» **Data entries**:
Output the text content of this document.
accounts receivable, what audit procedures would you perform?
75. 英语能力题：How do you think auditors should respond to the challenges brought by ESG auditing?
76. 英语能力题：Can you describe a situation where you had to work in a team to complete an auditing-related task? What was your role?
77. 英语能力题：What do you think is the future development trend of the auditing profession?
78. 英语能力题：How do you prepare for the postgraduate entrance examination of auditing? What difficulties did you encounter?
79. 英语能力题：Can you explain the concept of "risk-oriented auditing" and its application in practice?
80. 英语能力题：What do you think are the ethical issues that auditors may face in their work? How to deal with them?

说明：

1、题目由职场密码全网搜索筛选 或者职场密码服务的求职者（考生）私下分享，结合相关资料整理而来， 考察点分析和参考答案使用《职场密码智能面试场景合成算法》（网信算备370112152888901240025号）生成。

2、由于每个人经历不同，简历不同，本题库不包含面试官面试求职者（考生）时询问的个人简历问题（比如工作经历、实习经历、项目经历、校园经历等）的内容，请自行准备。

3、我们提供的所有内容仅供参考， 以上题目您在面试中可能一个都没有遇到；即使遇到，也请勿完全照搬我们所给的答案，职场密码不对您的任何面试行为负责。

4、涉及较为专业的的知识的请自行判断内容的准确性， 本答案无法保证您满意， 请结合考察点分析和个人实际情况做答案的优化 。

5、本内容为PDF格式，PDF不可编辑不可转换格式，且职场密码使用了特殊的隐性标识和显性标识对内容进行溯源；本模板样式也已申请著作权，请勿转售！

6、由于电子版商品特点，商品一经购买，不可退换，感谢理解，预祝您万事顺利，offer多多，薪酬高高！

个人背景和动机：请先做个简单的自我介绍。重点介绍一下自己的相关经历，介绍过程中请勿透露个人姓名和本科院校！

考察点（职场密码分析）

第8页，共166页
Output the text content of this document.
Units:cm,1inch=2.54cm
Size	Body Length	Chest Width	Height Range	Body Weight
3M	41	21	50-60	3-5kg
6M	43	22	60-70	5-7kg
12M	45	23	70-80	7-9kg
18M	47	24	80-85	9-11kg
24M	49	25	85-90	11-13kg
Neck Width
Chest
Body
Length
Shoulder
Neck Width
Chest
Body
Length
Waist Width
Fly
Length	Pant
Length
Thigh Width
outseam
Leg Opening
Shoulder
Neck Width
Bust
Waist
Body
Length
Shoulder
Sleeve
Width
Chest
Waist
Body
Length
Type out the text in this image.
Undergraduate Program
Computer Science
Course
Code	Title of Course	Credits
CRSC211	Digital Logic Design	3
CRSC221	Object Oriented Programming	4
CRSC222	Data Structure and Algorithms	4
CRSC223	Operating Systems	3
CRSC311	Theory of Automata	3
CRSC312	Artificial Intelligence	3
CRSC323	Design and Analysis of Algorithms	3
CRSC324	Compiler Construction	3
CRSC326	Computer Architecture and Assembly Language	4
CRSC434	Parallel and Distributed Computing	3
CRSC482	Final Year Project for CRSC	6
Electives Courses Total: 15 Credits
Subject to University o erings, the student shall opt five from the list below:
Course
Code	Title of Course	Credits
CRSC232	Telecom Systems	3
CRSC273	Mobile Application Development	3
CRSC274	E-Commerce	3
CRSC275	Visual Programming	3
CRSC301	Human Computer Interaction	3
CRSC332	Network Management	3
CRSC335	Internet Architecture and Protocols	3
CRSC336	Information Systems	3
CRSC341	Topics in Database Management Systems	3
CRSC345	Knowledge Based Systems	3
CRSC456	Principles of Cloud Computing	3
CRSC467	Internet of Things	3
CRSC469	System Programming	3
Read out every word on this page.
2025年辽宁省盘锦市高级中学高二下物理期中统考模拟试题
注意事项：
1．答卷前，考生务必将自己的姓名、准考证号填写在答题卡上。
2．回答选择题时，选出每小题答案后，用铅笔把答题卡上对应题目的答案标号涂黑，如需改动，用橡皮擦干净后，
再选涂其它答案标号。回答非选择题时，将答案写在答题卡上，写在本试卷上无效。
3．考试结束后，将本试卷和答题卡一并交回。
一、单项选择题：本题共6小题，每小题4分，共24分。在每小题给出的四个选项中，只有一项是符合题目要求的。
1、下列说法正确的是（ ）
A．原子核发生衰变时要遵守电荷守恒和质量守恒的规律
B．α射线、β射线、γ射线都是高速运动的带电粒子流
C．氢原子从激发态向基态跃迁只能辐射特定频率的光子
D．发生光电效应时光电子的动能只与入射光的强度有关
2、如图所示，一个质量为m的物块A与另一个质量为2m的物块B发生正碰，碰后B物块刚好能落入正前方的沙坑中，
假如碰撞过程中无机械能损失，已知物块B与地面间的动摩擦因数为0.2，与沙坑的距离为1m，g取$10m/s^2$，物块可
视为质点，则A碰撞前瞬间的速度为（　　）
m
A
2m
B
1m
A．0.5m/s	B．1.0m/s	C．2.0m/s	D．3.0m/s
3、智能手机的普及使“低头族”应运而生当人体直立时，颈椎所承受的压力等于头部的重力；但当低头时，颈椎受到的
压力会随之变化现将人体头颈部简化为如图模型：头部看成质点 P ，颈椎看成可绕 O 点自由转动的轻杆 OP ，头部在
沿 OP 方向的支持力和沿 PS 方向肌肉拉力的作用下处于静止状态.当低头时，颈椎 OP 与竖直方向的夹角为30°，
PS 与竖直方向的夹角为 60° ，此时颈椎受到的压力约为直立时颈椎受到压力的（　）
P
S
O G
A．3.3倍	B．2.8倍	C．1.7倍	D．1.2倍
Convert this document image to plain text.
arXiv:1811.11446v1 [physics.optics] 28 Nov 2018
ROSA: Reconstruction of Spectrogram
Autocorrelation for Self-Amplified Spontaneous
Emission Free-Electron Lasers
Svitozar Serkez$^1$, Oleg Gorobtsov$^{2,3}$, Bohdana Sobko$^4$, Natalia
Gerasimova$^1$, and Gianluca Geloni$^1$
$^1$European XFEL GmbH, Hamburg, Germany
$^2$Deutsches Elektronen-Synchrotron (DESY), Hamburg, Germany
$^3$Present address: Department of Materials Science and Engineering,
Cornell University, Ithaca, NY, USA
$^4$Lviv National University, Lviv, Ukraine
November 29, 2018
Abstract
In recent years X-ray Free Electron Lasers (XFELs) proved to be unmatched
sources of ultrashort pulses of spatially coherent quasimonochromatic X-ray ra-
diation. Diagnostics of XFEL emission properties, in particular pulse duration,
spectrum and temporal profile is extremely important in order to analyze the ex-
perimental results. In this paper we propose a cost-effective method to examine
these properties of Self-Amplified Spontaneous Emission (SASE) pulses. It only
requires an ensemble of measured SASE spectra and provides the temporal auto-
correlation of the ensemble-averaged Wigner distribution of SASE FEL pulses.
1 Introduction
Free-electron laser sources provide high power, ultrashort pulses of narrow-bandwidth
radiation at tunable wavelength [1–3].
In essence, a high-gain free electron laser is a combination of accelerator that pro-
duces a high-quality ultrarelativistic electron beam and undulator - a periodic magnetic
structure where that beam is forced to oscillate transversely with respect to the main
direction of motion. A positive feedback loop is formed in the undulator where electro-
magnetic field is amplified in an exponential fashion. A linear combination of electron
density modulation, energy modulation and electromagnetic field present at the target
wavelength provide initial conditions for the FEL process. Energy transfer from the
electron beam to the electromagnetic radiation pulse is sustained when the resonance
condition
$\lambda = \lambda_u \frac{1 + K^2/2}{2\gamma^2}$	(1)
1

» **Exercise**: Which lines in the data above contain "Design"? Show each one.

» **Expected output**:
CRSC211	Digital Logic Design	3
CRSC323	Design and Analysis of Algorithms	3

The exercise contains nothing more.